(Dataset entries)
····················
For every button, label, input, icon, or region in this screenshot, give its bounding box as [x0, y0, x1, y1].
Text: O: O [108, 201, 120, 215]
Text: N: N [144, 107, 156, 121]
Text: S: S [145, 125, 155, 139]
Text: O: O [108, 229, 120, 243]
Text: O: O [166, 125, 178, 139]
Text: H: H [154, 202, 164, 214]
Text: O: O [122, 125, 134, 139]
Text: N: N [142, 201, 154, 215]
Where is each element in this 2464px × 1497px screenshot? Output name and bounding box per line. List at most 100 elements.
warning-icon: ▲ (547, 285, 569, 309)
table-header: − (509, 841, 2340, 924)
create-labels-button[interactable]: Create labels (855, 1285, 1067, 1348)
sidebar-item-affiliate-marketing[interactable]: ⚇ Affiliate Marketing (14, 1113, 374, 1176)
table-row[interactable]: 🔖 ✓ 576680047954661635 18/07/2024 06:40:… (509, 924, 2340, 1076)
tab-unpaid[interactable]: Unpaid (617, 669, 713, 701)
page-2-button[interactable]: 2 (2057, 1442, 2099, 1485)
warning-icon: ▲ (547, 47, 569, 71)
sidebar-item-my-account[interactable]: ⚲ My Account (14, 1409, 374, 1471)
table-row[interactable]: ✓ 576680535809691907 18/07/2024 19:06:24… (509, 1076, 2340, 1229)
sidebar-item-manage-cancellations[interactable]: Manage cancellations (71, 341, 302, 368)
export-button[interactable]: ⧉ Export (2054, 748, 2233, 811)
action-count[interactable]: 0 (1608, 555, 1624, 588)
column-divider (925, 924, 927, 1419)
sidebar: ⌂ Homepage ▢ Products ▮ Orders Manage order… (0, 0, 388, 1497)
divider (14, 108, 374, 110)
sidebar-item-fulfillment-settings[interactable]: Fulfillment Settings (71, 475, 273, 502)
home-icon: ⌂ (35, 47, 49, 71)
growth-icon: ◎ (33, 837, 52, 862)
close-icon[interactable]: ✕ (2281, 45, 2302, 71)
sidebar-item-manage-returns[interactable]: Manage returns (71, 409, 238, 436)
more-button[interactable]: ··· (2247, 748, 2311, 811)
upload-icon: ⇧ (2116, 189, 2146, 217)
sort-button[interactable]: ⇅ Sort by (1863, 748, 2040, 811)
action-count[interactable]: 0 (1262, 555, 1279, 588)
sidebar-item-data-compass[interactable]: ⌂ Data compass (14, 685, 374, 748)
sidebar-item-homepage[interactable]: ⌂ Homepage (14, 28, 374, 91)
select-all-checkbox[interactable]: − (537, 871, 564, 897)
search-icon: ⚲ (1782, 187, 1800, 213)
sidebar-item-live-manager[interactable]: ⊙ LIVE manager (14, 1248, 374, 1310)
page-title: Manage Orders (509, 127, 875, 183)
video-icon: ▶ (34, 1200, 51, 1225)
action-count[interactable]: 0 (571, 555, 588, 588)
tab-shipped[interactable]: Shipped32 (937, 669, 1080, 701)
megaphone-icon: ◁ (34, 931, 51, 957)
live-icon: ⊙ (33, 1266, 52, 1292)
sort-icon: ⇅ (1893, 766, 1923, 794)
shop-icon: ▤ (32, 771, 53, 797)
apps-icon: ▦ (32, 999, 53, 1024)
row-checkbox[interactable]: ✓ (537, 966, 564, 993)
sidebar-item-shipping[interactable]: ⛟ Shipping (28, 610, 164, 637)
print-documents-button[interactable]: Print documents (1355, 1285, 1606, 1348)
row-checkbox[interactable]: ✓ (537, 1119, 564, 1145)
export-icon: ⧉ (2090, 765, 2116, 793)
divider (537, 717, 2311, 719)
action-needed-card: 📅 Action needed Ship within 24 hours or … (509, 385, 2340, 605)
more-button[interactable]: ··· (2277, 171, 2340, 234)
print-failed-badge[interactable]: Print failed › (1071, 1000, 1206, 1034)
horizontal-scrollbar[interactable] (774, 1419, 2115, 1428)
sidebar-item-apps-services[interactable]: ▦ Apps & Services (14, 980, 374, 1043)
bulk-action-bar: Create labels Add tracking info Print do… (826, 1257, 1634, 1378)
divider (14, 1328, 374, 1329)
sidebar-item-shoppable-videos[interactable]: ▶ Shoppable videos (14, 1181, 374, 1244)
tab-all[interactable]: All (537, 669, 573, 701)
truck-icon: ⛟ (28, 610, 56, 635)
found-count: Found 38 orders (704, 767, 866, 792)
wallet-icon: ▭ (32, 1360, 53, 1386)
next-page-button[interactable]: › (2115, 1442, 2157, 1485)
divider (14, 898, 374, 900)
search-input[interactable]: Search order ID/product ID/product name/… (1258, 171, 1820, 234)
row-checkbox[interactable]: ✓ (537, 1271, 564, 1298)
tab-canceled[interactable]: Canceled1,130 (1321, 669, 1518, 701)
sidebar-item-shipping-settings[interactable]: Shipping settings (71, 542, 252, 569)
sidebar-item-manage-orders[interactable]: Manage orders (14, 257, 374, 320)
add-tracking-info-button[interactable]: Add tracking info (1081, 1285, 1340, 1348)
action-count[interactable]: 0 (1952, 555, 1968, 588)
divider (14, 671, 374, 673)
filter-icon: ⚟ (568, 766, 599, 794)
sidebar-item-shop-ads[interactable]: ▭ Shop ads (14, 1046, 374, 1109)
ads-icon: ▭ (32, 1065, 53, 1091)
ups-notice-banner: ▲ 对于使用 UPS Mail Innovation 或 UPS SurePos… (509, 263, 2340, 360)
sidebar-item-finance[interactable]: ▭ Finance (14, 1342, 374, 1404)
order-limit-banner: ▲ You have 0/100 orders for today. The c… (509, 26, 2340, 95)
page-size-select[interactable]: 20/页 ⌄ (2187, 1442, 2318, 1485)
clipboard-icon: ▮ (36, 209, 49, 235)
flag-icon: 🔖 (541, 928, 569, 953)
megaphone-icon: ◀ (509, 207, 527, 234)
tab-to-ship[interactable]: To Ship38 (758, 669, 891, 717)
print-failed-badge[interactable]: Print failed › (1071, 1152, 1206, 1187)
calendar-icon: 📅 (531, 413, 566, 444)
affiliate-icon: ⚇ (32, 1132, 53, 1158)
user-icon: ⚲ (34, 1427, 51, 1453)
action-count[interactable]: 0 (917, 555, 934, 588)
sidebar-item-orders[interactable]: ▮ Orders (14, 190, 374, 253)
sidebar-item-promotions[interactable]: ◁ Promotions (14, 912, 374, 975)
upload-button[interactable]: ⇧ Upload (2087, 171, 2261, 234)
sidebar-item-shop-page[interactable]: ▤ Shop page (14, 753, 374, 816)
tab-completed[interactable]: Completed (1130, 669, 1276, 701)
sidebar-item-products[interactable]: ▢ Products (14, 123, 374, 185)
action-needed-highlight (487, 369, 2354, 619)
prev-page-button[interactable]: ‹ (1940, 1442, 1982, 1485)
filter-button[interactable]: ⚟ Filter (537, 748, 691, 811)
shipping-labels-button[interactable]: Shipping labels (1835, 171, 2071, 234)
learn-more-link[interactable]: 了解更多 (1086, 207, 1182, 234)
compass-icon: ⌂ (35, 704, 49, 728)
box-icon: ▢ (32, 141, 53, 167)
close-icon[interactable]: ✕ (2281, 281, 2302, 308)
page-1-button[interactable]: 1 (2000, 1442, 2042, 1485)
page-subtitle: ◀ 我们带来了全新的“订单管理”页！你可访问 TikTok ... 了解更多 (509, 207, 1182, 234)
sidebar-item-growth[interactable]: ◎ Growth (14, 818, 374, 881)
····················
Please count the lines in the entries above that contain the string "settings". Reply with the number alone.

2